=== TASKS TO PERFORM ===
A) Copy the section of the Jegatheson case study that starts with the words "2. The prayers" and ends with "Applicant dated 24.4.2016.".
B) In the entries, take the lines from the start through the line containing "- dining-chair: [413, 290, 440, 324]" and rename "sofa" to "couch" wherever it occurs, leaving everything else in those lines unchanged. Return only those lines.

=== DOCUMENT SEGMENT ===
•••••
J's Case Study - The Jegatheson Trial (Part I)
Jegatheson Subramaniam & Satu Lagi Lwn. Fithril Hakim Ab Jalil & Kes Yang Lain  1 LNS 364
A. BACKGROUND FACTS
1. The Applicants in this matter (Jegatheson Subramaniam & Another) filed an application via Notice of Motion No.: MTJ(3) 44-19-04/2017 (hereinafter referred to as 'the said NOM') before the High Court, and the said NOM was fixed for hearing on 10.4.2017.
2. The prayers sought for in the said NOM were, inter alia, that one Pang Chan Kok William, a Forensic Handwriting and Questioned Document Examiner (hereinafter referred to as 'William'), be given leave by the High Court to examine the original Search List dated 19.4.2016 which was in the possession of the Prosecutor; and to make a comparative study with the original Section 112 Statement of the 2nd Applicant dated 24.4.2016, at the Pejabat Penasihat Undang-Undang Negeri Johor, at a time and place to be given by the High Court.
3. The said NOM was supported by an affidavit by William, which exhibited a Preliminary Report of the Examination of Signatures of the 2nd Applicant dated 4.4.2017; examining copies of the Search List dated 19.4.2016 and the Section 112 Statement of the 2nd Applicant dated 24.4.2016.
4. Pursuant to the said Preliminary Report, William concluded that, on a preliminary basis, there was very strong evidence to suggest that the writer of the "specimen signatures"; i.e. the 2nd Applicant, did not write the "questioned signature". However, William would only be able to reach a conclusive determination via the scale of probability and certainty, by examining the original documents. Hence, the filing of the said NOM.
5. At the hearing of the said NOM, the Prosecutor stated that he had no objections to the said NOM and the orders sought for therein. As such, the High Court gave an Order on 10.4.2017 which reads as follow:-
"Permohonan Notis Usul di para (1), bahawa Pang Chan Kok William (No. Paspot Singapura: E5140722K) diberikan kebenaran untuk memeriksa salinan asal senarai geledah bertarikh 19/4/2016 dan salinan asal rakaman percakapan Seksyen 112 Kavita A/P Kumaran bertarikh 24/4/2016 adalah dibenarkan dan hendaklah dibuat pada 23/4/2017 jam 2.30 petang di Pejabat Penasihat Undang-Undang Negeri Johor."
6. However, when the Applicants' legal representative; together with William, arrived at 2.00 p.m. on 23.4.2017, to examine the documents in question, they were informed at approximately 3.00 p.m. that, upon the Prosecutor's instructions, William will not be allowed to examine the documents as specified in the Court Order dated 10.4.2017.
7. Following thid chain of events, 3 Notices of Motion were subsequently filed:
(a) an application for revision by the Prosecutor, of the Order dated 10.4.2017
(b) an application for stay of the Order dated 10.4.2017, pending the disposal of an appeal; and
(c) an application for contempt by the Applicants.
B. THE HIGH COURT’S DECISION
8. In brief, the Court held as follows: -
(a) The Order dated 10.4.2017 did not come within the definition of a decision within the definition of Section 3 of the Courts of Judicature Act 1964 and as such is not an appealable decision;
(b) As the decision was not an appealable decision, the High Court can invoke its inherent powers to amend the said Order dated 10.4.2017; and
(c) The Prosecutor was not in contempt of court, as he was following the orders of his superior officer, not to comply with the Order dated 10.4.2017.
•••••
[Recorded data]
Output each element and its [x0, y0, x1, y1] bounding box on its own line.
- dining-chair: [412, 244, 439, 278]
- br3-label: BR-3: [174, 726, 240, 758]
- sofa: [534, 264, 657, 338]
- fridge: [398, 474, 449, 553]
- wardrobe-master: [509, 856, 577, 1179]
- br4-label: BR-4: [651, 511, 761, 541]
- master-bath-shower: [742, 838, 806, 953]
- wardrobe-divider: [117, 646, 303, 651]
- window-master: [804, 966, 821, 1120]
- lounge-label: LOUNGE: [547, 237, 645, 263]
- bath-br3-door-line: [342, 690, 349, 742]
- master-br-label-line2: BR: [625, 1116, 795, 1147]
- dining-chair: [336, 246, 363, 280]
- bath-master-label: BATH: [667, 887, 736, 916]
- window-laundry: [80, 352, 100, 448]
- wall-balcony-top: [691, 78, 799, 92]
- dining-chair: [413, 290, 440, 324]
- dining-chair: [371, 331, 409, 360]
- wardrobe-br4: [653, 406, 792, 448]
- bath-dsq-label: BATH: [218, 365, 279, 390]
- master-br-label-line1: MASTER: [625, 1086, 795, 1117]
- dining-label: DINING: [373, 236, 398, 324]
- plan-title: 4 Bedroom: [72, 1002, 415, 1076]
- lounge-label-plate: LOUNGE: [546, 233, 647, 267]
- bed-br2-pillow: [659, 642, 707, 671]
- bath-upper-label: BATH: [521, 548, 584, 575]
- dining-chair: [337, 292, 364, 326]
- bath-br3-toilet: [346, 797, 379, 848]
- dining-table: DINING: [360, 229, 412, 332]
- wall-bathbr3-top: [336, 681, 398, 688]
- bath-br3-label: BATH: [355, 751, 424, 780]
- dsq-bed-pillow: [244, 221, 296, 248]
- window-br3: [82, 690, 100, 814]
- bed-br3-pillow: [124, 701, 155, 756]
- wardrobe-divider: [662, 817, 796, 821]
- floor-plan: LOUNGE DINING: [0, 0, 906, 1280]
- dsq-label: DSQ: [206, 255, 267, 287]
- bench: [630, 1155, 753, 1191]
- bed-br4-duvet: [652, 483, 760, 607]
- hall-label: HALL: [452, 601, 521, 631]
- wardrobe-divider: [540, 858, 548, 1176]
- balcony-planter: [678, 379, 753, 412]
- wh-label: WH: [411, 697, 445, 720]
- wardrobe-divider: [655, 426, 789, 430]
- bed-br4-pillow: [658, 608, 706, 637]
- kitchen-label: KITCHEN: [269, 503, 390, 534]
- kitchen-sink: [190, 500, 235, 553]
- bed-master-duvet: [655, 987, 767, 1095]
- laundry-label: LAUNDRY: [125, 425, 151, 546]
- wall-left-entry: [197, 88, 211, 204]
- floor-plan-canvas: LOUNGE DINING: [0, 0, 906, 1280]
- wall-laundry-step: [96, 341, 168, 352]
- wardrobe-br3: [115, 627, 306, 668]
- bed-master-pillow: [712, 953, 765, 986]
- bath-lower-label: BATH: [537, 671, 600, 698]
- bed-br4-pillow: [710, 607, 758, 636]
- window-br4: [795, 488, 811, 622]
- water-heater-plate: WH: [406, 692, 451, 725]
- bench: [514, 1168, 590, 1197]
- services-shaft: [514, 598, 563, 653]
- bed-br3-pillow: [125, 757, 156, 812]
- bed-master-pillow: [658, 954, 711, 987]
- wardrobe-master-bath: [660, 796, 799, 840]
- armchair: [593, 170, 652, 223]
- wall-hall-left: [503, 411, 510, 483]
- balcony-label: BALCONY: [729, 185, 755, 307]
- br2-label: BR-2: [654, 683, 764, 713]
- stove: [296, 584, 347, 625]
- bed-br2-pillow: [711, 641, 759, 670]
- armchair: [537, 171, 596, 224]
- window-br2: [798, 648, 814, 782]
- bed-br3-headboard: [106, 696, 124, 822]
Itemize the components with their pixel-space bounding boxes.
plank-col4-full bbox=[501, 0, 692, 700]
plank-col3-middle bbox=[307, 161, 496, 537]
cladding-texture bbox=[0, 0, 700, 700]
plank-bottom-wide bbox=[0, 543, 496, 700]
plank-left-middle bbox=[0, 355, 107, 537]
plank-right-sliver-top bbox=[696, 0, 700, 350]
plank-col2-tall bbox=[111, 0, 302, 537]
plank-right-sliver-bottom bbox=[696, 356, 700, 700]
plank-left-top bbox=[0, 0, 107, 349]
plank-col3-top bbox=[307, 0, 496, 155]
•••••
=== TASK ANSWERS ===
A)
2. The prayers sought for in the said NOM were, inter alia, that one Pang Chan Kok William, a Forensic Handwriting and Questioned Document Examiner (hereinafter referred to as 'William'), be given leave by the High Court to examine the original Search List dated 19.4.2016 which was in the possession of the Prosecutor; and to make a comparative study with the original Section 112 Statement of the 2nd Applicant dated 24.4.2016, at the Pejabat Penasihat Undang-Undang Negeri Johor, at a time and place to be given by the High Court.
3. The said NOM was supported by an affidavit by William, which exhibited a Preliminary Report of the Examination of Signatures of the 2nd Applicant dated 4.4.2017; examining copies of the Search List dated 19.4.2016 and the Section 112 Statement of the 2nd Applicant dated 24.4.2016.

B)
Output each element and its [x0, y0, x1, y1] bounding box on its own line.
- dining-chair: [412, 244, 439, 278]
- br3-label: BR-3: [174, 726, 240, 758]
- couch: [534, 264, 657, 338]
- fridge: [398, 474, 449, 553]
- wardrobe-master: [509, 856, 577, 1179]
- br4-label: BR-4: [651, 511, 761, 541]
- master-bath-shower: [742, 838, 806, 953]
- wardrobe-divider: [117, 646, 303, 651]
- window-master: [804, 966, 821, 1120]
- lounge-label: LOUNGE: [547, 237, 645, 263]
- bath-br3-door-line: [342, 690, 349, 742]
- master-br-label-line2: BR: [625, 1116, 795, 1147]
- dining-chair: [336, 246, 363, 280]
- bath-master-label: BATH: [667, 887, 736, 916]
- window-laundry: [80, 352, 100, 448]
- wall-balcony-top: [691, 78, 799, 92]
- dining-chair: [413, 290, 440, 324]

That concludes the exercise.